- What is expected -
Transcribe the listing exactly, leaving out every picture.

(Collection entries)
-=-=-=-=-

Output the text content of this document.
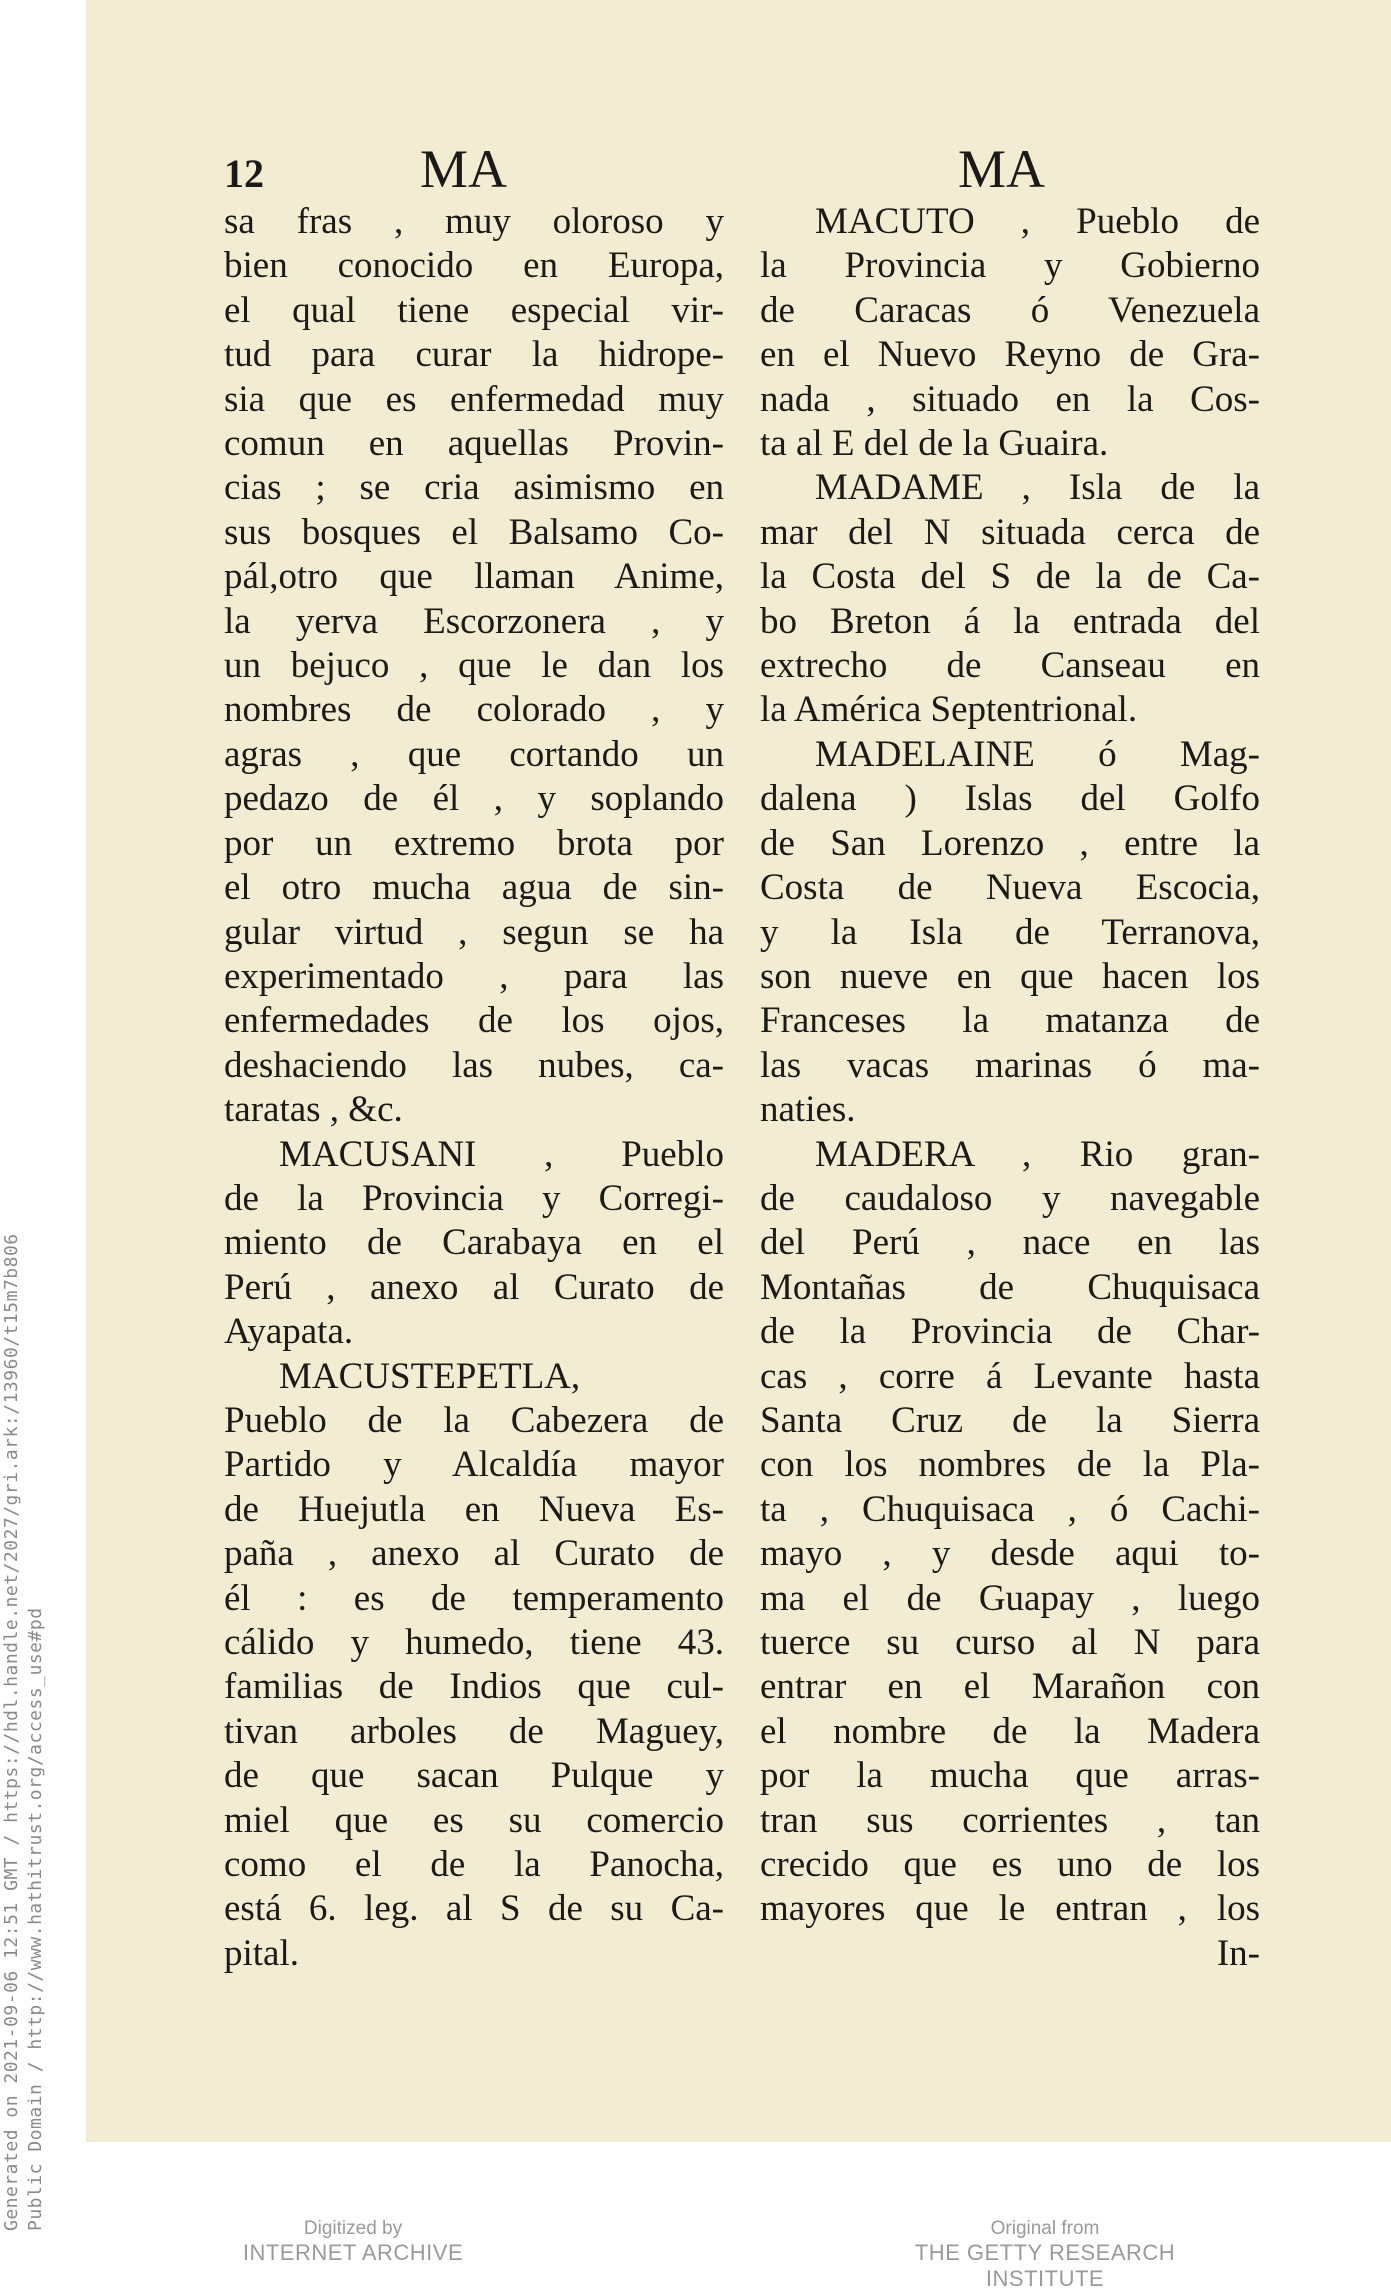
Generated on 2021-09-06 12:51 GMT / https://hdl.handle.net/2027/gri.ark:/13960/t15m7b806 Public Domain / http://www.hathitrust.org/access_use#pd
12	MA	MA
sa fras , muy oloroso y
bien conocido en Europa,
el qual tiene especial vir-
tud para curar la hidrope-
sia que es enfermedad muy
comun en aquellas Provin-
cias ; se cria asimismo en
sus bosques el Balsamo Co-
pál,otro que llaman Anime,
la yerva Escorzonera , y
un bejuco , que le dan los
nombres de colorado , y
agras , que cortando un
pedazo de él , y soplando
por un extremo brota por
el otro mucha agua de sin-
gular virtud , segun se ha
experimentado , para las
enfermedades de los ojos,
deshaciendo las nubes, ca-
taratas , &c.
MACUSANI , Pueblo
de la Provincia y Corregi-
miento de Carabaya en el
Perú , anexo al Curato de
Ayapata.
MACUSTEPETLA,
Pueblo de la Cabezera de
Partido y Alcaldía mayor
de Huejutla en Nueva Es-
paña , anexo al Curato de
él : es de temperamento
cálido y humedo, tiene 43.
familias de Indios que cul-
tivan arboles de Maguey,
de que sacan Pulque y
miel que es su comercio
como el de la Panocha,
está 6. leg. al S de su Ca-
pital.
MACUTO , Pueblo de
la Provincia y Gobierno
de Caracas ó Venezuela
en el Nuevo Reyno de Gra-
nada , situado en la Cos-
ta al E del de la Guaira.
MADAME , Isla de la
mar del N situada cerca de
la Costa del S de la de Ca-
bo Breton á la entrada del
extrecho de Canseau en
la América Septentrional.
MADELAINE ó Mag-
dalena ) Islas del Golfo
de San Lorenzo , entre la
Costa de Nueva Escocia,
y la Isla de Terranova,
son nueve en que hacen los
Franceses la matanza de
las vacas marinas ó ma-
naties.
MADERA , Rio gran-
de caudaloso y navegable
del Perú , nace en las
Montañas de Chuquisaca
de la Provincia de Char-
cas , corre á Levante hasta
Santa Cruz de la Sierra
con los nombres de la Pla-
ta , Chuquisaca , ó Cachi-
mayo , y desde aqui to-
ma el de Guapay , luego
tuerce su curso al N para
entrar en el Marañon con
el nombre de la Madera
por la mucha que arras-
tran sus corrientes , tan
crecido que es uno de los
mayores que le entran , los
In-
Digitized by
INTERNET ARCHIVE
Original from
THE GETTY RESEARCH INSTITUTE
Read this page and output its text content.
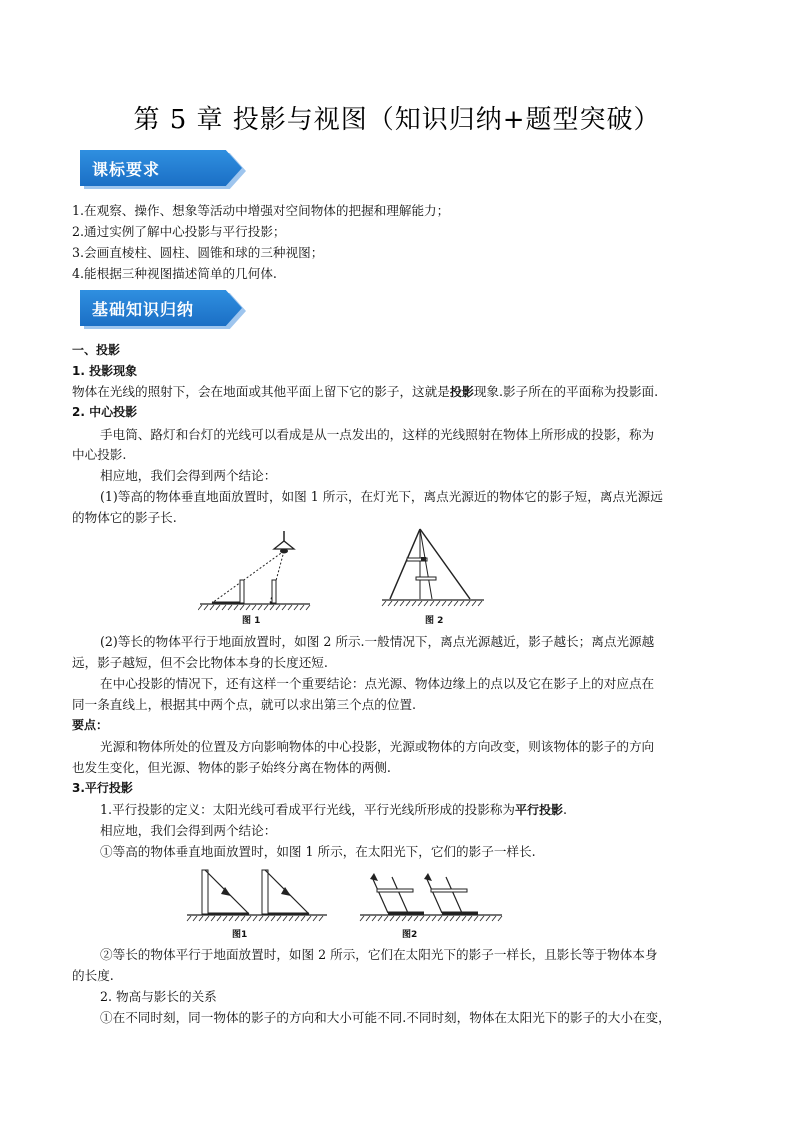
第 5 章 投影与视图（知识归纳+题型突破）
课标要求
1.在观察、操作、想象等活动中增强对空间物体的把握和理解能力；
2.通过实例了解中心投影与平行投影；
3.会画直棱柱、圆柱、圆锥和球的三种视图；
4.能根据三种视图描述简单的几何体.
基础知识归纳
一、投影
1. 投影现象
物体在光线的照射下，会在地面或其他平面上留下它的影子，这就是投影现象.影子所在的平面称为投影面.
2. 中心投影
手电筒、路灯和台灯的光线可以看成是从一点发出的，这样的光线照射在物体上所形成的投影，称为
中心投影.
相应地，我们会得到两个结论：
(1)等高的物体垂直地面放置时，如图 1 所示，在灯光下，离点光源近的物体它的影子短，离点光源远
的物体它的影子长.
图 1	图 2
(2)等长的物体平行于地面放置时，如图 2 所示.一般情况下，离点光源越近，影子越长；离点光源越
远，影子越短，但不会比物体本身的长度还短.
在中心投影的情况下，还有这样一个重要结论：点光源、物体边缘上的点以及它在影子上的对应点在
同一条直线上，根据其中两个点，就可以求出第三个点的位置.
要点：
光源和物体所处的位置及方向影响物体的中心投影，光源或物体的方向改变，则该物体的影子的方向
也发生变化，但光源、物体的影子始终分离在物体的两侧.
3.平行投影
1.平行投影的定义：太阳光线可看成平行光线，平行光线所形成的投影称为平行投影.
相应地，我们会得到两个结论：
①等高的物体垂直地面放置时，如图 1 所示，在太阳光下，它们的影子一样长.
图1	图2
②等长的物体平行于地面放置时，如图 2 所示，它们在太阳光下的影子一样长，且影长等于物体本身
的长度.
2. 物高与影长的关系
①在不同时刻，同一物体的影子的方向和大小可能不同.不同时刻，物体在太阳光下的影子的大小在变，
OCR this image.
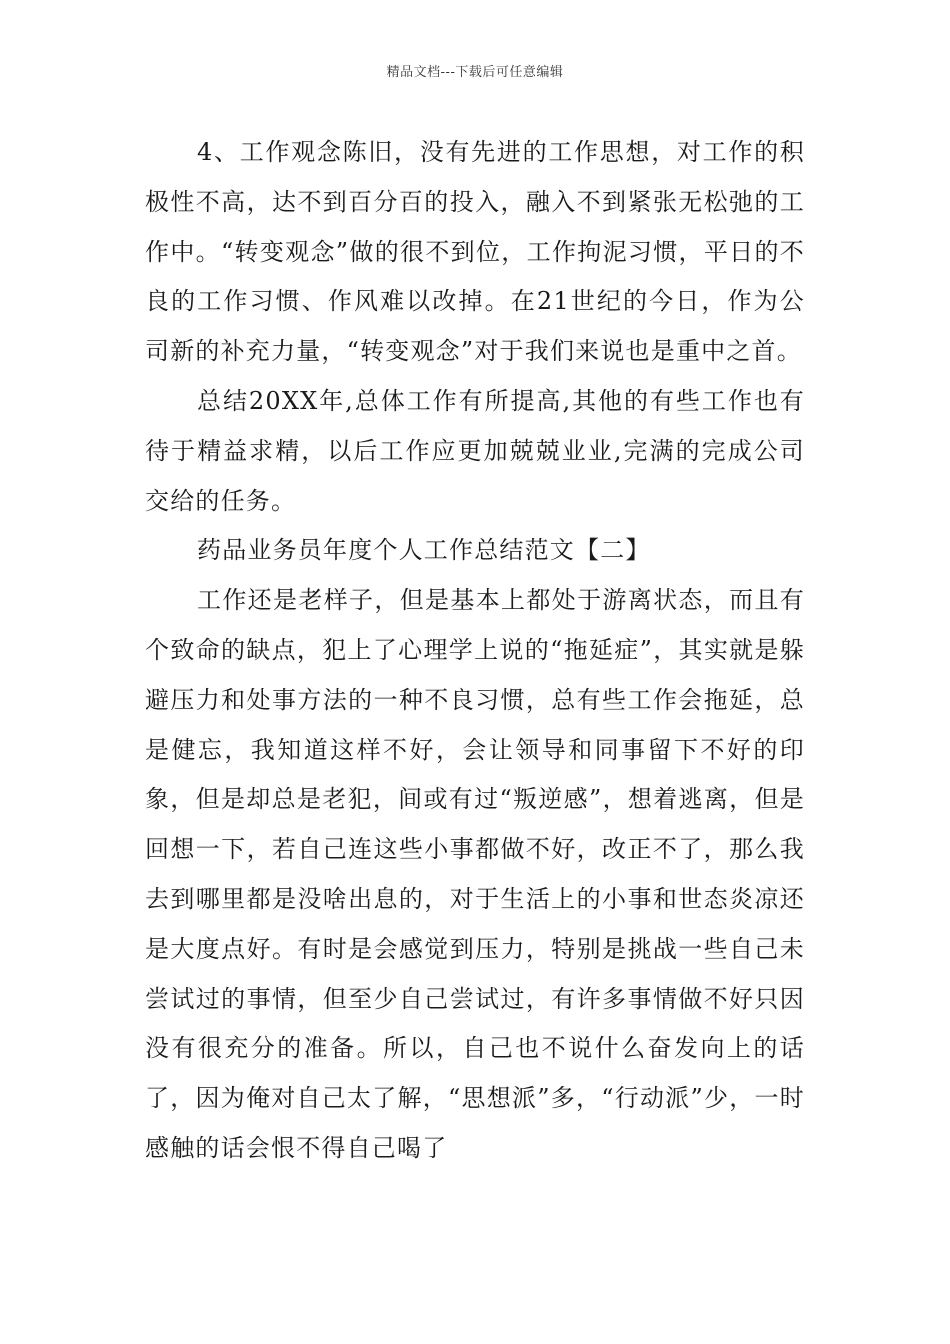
精品文档---下载后可任意编辑

4、工作观念陈旧，没有先进的工作思想，对工作的积极性不高，达不到百分百的投入，融入不到紧张无松弛的工作中。“转变观念”做的很不到位，工作拘泥习惯，平日的不良的工作习惯、作风难以改掉。在21世纪的今日，作为公司新的补充力量，“转变观念”对于我们来说也是重中之首。

总结20XX年,总体工作有所提高,其他的有些工作也有待于精益求精，以后工作应更加兢兢业业,完满的完成公司交给的任务。

药品业务员年度个人工作总结范文【二】

工作还是老样子，但是基本上都处于游离状态，而且有个致命的缺点，犯上了心理学上说的“拖延症”，其实就是躲避压力和处事方法的一种不良习惯，总有些工作会拖延，总是健忘，我知道这样不好，会让领导和同事留下不好的印象，但是却总是老犯，间或有过“叛逆感”，想着逃离，但是回想一下，若自己连这些小事都做不好，改正不了，那么我去到哪里都是没啥出息的，对于生活上的小事和世态炎凉还是大度点好。有时是会感觉到压力，特别是挑战一些自己未尝试过的事情，但至少自己尝试过，有许多事情做不好只因没有很充分的准备。所以，自己也不说什么奋发向上的话了，因为俺对自己太了解，“思想派”多，“行动派”少，一时感触的话会恨不得自己喝了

-=-=-=-=-

- Solution to the exercise -
Output the text content of this document.
Generated on 2021-09-06 12:51 GMT / https://hdl.handle.net/2027/gri.ark:/13960/t15m7b806 Public Domain / http://www.hathitrust.org/access_use#pd
12	MA	MA
sa fras , muy oloroso y
bien conocido en Europa,
el qual tiene especial vir-
tud para curar la hidrope-
sia que es enfermedad muy
comun en aquellas Provin-
cias ; se cria asimismo en
sus bosques el Balsamo Co-
pál,otro que llaman Anime,
la yerva Escorzonera , y
un bejuco , que le dan los
nombres de colorado , y
agras , que cortando un
pedazo de él , y soplando
por un extremo brota por
el otro mucha agua de sin-
gular virtud , segun se ha
experimentado , para las
enfermedades de los ojos,
deshaciendo las nubes, ca-
taratas , &c.
MACUSANI , Pueblo
de la Provincia y Corregi-
miento de Carabaya en el
Perú , anexo al Curato de
Ayapata.
MACUSTEPETLA,
Pueblo de la Cabezera de
Partido y Alcaldía mayor
de Huejutla en Nueva Es-
paña , anexo al Curato de
él : es de temperamento
cálido y humedo, tiene 43.
familias de Indios que cul-
tivan arboles de Maguey,
de que sacan Pulque y
miel que es su comercio
como el de la Panocha,
está 6. leg. al S de su Ca-
pital.
MACUTO , Pueblo de
la Provincia y Gobierno
de Caracas ó Venezuela
en el Nuevo Reyno de Gra-
nada , situado en la Cos-
ta al E del de la Guaira.
MADAME , Isla de la
mar del N situada cerca de
la Costa del S de la de Ca-
bo Breton á la entrada del
extrecho de Canseau en
la América Septentrional.
MADELAINE ó Mag-
dalena ) Islas del Golfo
de San Lorenzo , entre la
Costa de Nueva Escocia,
y la Isla de Terranova,
son nueve en que hacen los
Franceses la matanza de
las vacas marinas ó ma-
naties.
MADERA , Rio gran-
de caudaloso y navegable
del Perú , nace en las
Montañas de Chuquisaca
de la Provincia de Char-
cas , corre á Levante hasta
Santa Cruz de la Sierra
con los nombres de la Pla-
ta , Chuquisaca , ó Cachi-
mayo , y desde aqui to-
ma el de Guapay , luego
tuerce su curso al N para
entrar en el Marañon con
el nombre de la Madera
por la mucha que arras-
tran sus corrientes , tan
crecido que es uno de los
mayores que le entran , los
In-
Digitized by
INTERNET ARCHIVE
Original from
THE GETTY RESEARCH INSTITUTE
Read this page and output its text content.
第 5 章 投影与视图（知识归纳+题型突破）
课标要求
1.在观察、操作、想象等活动中增强对空间物体的把握和理解能力；
2.通过实例了解中心投影与平行投影；
3.会画直棱柱、圆柱、圆锥和球的三种视图；
4.能根据三种视图描述简单的几何体.
基础知识归纳
一、投影
1. 投影现象
物体在光线的照射下，会在地面或其他平面上留下它的影子，这就是投影现象.影子所在的平面称为投影面.
2. 中心投影
手电筒、路灯和台灯的光线可以看成是从一点发出的，这样的光线照射在物体上所形成的投影，称为
中心投影.
相应地，我们会得到两个结论：
(1)等高的物体垂直地面放置时，如图 1 所示，在灯光下，离点光源近的物体它的影子短，离点光源远
的物体它的影子长.
图 1	图 2
(2)等长的物体平行于地面放置时，如图 2 所示.一般情况下，离点光源越近，影子越长；离点光源越
远，影子越短，但不会比物体本身的长度还短.
在中心投影的情况下，还有这样一个重要结论：点光源、物体边缘上的点以及它在影子上的对应点在
同一条直线上，根据其中两个点，就可以求出第三个点的位置.
要点：
光源和物体所处的位置及方向影响物体的中心投影，光源或物体的方向改变，则该物体的影子的方向
也发生变化，但光源、物体的影子始终分离在物体的两侧.
3.平行投影
1.平行投影的定义：太阳光线可看成平行光线，平行光线所形成的投影称为平行投影.
相应地，我们会得到两个结论：
①等高的物体垂直地面放置时，如图 1 所示，在太阳光下，它们的影子一样长.
图1	图2
②等长的物体平行于地面放置时，如图 2 所示，它们在太阳光下的影子一样长，且影长等于物体本身
的长度.
2. 物高与影长的关系
①在不同时刻，同一物体的影子的方向和大小可能不同.不同时刻，物体在太阳光下的影子的大小在变，
OCR this image.
精品文档---下载后可任意编辑

4、工作观念陈旧，没有先进的工作思想，对工作的积极性不高，达不到百分百的投入，融入不到紧张无松弛的工作中。“转变观念”做的很不到位，工作拘泥习惯，平日的不良的工作习惯、作风难以改掉。在21世纪的今日，作为公司新的补充力量，“转变观念”对于我们来说也是重中之首。

总结20XX年,总体工作有所提高,其他的有些工作也有待于精益求精，以后工作应更加兢兢业业,完满的完成公司交给的任务。

药品业务员年度个人工作总结范文【二】

工作还是老样子，但是基本上都处于游离状态，而且有个致命的缺点，犯上了心理学上说的“拖延症”，其实就是躲避压力和处事方法的一种不良习惯，总有些工作会拖延，总是健忘，我知道这样不好，会让领导和同事留下不好的印象，但是却总是老犯，间或有过“叛逆感”，想着逃离，但是回想一下，若自己连这些小事都做不好，改正不了，那么我去到哪里都是没啥出息的，对于生活上的小事和世态炎凉还是大度点好。有时是会感觉到压力，特别是挑战一些自己未尝试过的事情，但至少自己尝试过，有许多事情做不好只因没有很充分的准备。所以，自己也不说什么奋发向上的话了，因为俺对自己太了解，“思想派”多，“行动派”少，一时感触的话会恨不得自己喝了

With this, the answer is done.